• **Job**:
Copy every line in which the string "screenshot" occurs.

- - -

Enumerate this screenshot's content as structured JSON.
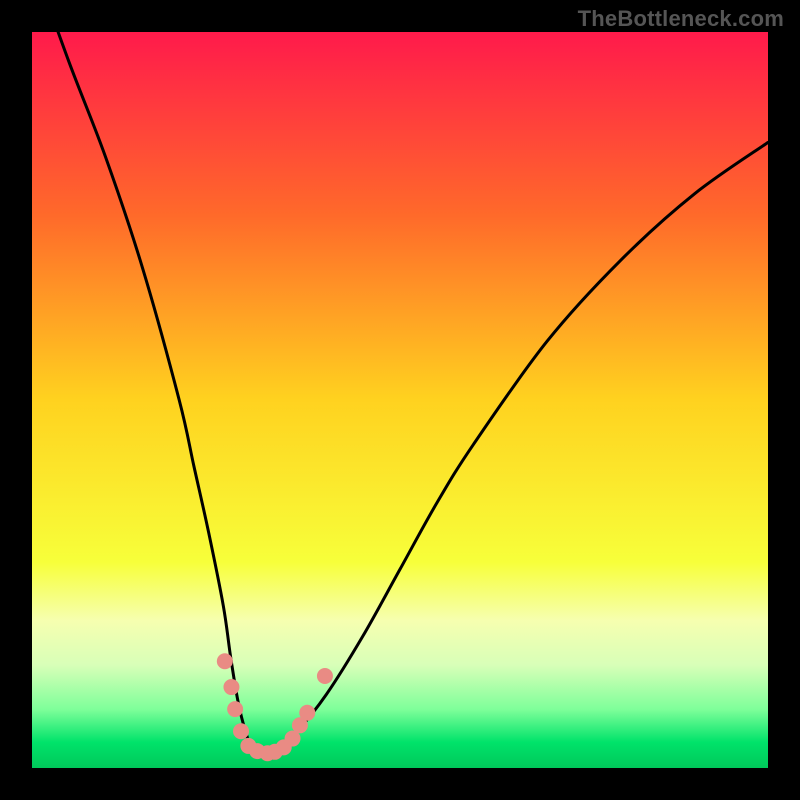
{
  "watermark": "TheBottleneck.com",
  "chart_data": {
    "type": "line",
    "title": "",
    "xlabel": "",
    "ylabel": "",
    "xlim": [
      0,
      100
    ],
    "ylim": [
      0,
      100
    ],
    "gradient_stops": [
      {
        "offset": 0,
        "color": "#ff1a4b"
      },
      {
        "offset": 0.25,
        "color": "#ff6a2a"
      },
      {
        "offset": 0.5,
        "color": "#ffd21f"
      },
      {
        "offset": 0.72,
        "color": "#f7ff3a"
      },
      {
        "offset": 0.8,
        "color": "#f6ffb0"
      },
      {
        "offset": 0.86,
        "color": "#d8ffb8"
      },
      {
        "offset": 0.92,
        "color": "#7fff9a"
      },
      {
        "offset": 0.965,
        "color": "#00e36a"
      },
      {
        "offset": 1.0,
        "color": "#00c85a"
      }
    ],
    "series": [
      {
        "name": "bottleneck-curve",
        "x": [
          0,
          5,
          10,
          15,
          20,
          22,
          24,
          26,
          27,
          28,
          29,
          30,
          31.5,
          33,
          36,
          40,
          45,
          50,
          55,
          60,
          70,
          80,
          90,
          100
        ],
        "values": [
          110,
          96,
          83,
          68,
          50,
          41,
          32,
          22,
          15,
          9,
          5,
          2.5,
          2,
          2.5,
          5,
          10,
          18,
          27,
          36,
          44,
          58,
          69,
          78,
          85
        ]
      }
    ],
    "markers": {
      "name": "highlight-dots",
      "color": "#e98b84",
      "radius": 8,
      "points": [
        {
          "x": 26.2,
          "y": 14.5
        },
        {
          "x": 27.1,
          "y": 11.0
        },
        {
          "x": 27.6,
          "y": 8.0
        },
        {
          "x": 28.4,
          "y": 5.0
        },
        {
          "x": 29.4,
          "y": 3.0
        },
        {
          "x": 30.6,
          "y": 2.3
        },
        {
          "x": 32.0,
          "y": 2.0
        },
        {
          "x": 33.0,
          "y": 2.2
        },
        {
          "x": 34.2,
          "y": 2.8
        },
        {
          "x": 35.4,
          "y": 4.0
        },
        {
          "x": 36.4,
          "y": 5.8
        },
        {
          "x": 37.4,
          "y": 7.5
        },
        {
          "x": 39.8,
          "y": 12.5
        }
      ]
    }
  }
}
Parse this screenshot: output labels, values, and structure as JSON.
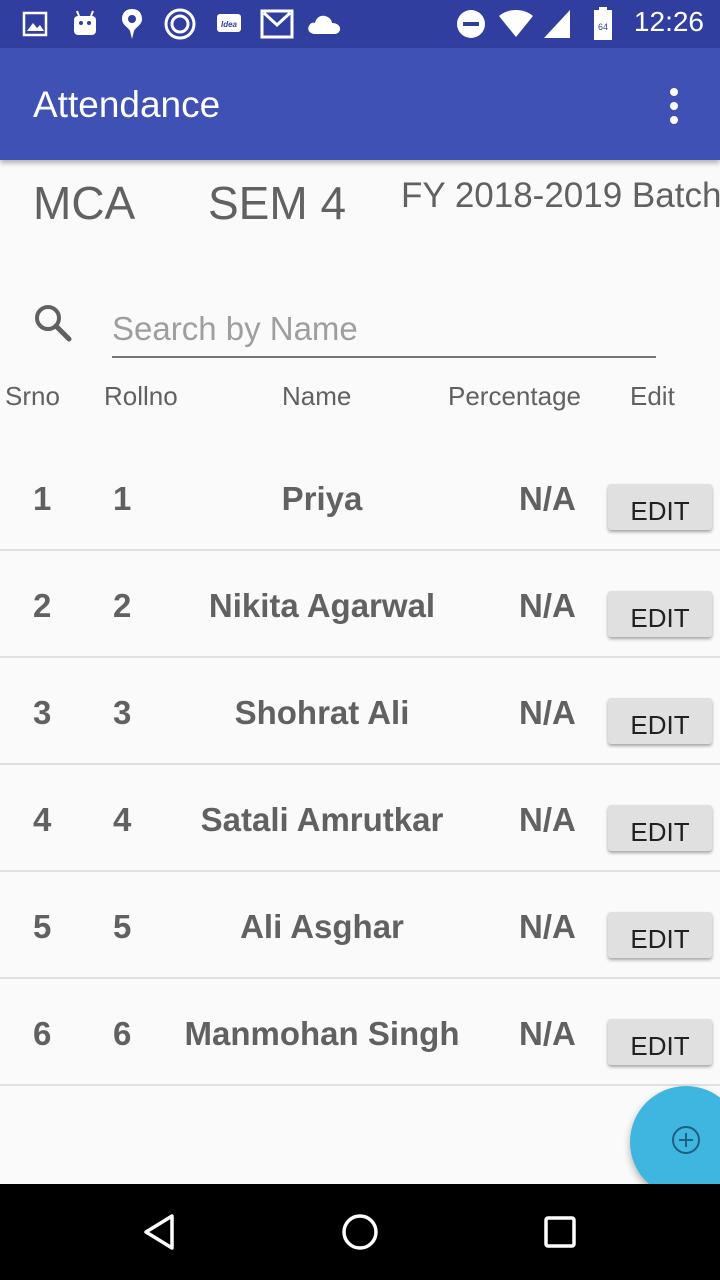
{
  "status_bar": {
    "time": "12:26",
    "icons": [
      "gallery-icon",
      "android-icon",
      "notification-icon",
      "vodafone-icon",
      "idea-icon",
      "gmail-icon",
      "cloud-icon",
      "dnd-icon",
      "wifi-icon",
      "signal-icon",
      "battery-icon"
    ],
    "idea_label": "Idea",
    "battery_level": "64"
  },
  "app_bar": {
    "title": "Attendance"
  },
  "class_info": {
    "course": "MCA",
    "semester": "SEM 4",
    "batch": "FY 2018-2019 Batch"
  },
  "search": {
    "placeholder": "Search by Name",
    "value": ""
  },
  "columns": {
    "srno": "Srno",
    "rollno": "Rollno",
    "name": "Name",
    "percentage": "Percentage",
    "edit": "Edit"
  },
  "students": [
    {
      "srno": "1",
      "rollno": "1",
      "name": "Priya",
      "percentage": "N/A",
      "edit_label": "EDIT"
    },
    {
      "srno": "2",
      "rollno": "2",
      "name": "Nikita Agarwal",
      "percentage": "N/A",
      "edit_label": "EDIT"
    },
    {
      "srno": "3",
      "rollno": "3",
      "name": "Shohrat Ali",
      "percentage": "N/A",
      "edit_label": "EDIT"
    },
    {
      "srno": "4",
      "rollno": "4",
      "name": "Satali Amrutkar",
      "percentage": "N/A",
      "edit_label": "EDIT"
    },
    {
      "srno": "5",
      "rollno": "5",
      "name": "Ali Asghar",
      "percentage": "N/A",
      "edit_label": "EDIT"
    },
    {
      "srno": "6",
      "rollno": "6",
      "name": "Manmohan Singh",
      "percentage": "N/A",
      "edit_label": "EDIT"
    }
  ],
  "colors": {
    "primary": "#3f51b5",
    "primary_dark": "#303f9f",
    "fab": "#3fb6e0",
    "text": "#616161"
  }
}
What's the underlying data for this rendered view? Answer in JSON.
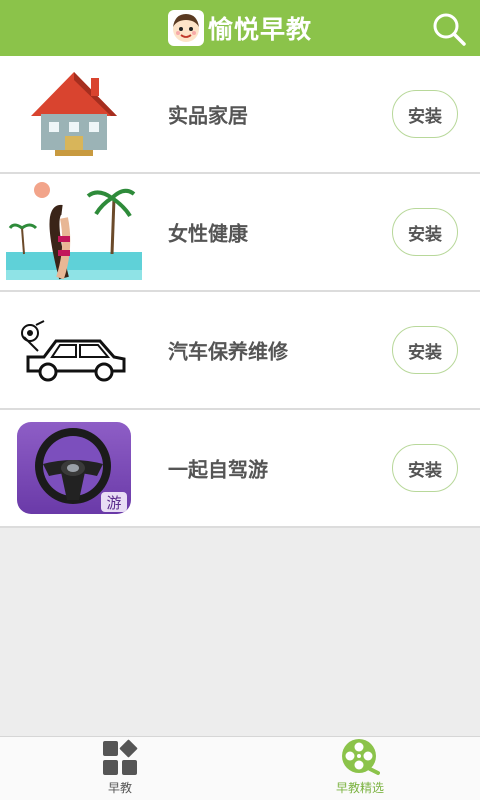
{
  "header": {
    "title": "愉悦早教",
    "logo_icon": "girl-avatar-icon",
    "search_icon": "search-icon",
    "accent_color": "#8bc34a"
  },
  "apps": [
    {
      "name": "实品家居",
      "icon": "house-icon",
      "button": "安装"
    },
    {
      "name": "女性健康",
      "icon": "beach-woman-icon",
      "button": "安装"
    },
    {
      "name": "汽车保养维修",
      "icon": "car-icon",
      "button": "安装"
    },
    {
      "name": "一起自驾游",
      "icon": "steering-wheel-icon",
      "button": "安装",
      "badge": "游"
    }
  ],
  "tabbar": {
    "tabs": [
      {
        "label": "早教",
        "icon": "grid-icon",
        "active": false
      },
      {
        "label": "早教精选",
        "icon": "film-reel-icon",
        "active": true
      }
    ]
  }
}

- - -

• **Expected answer**:
Enumerate this screenshot's content as structured JSON.
Parse this screenshot: output labels, values, and structure as JSON.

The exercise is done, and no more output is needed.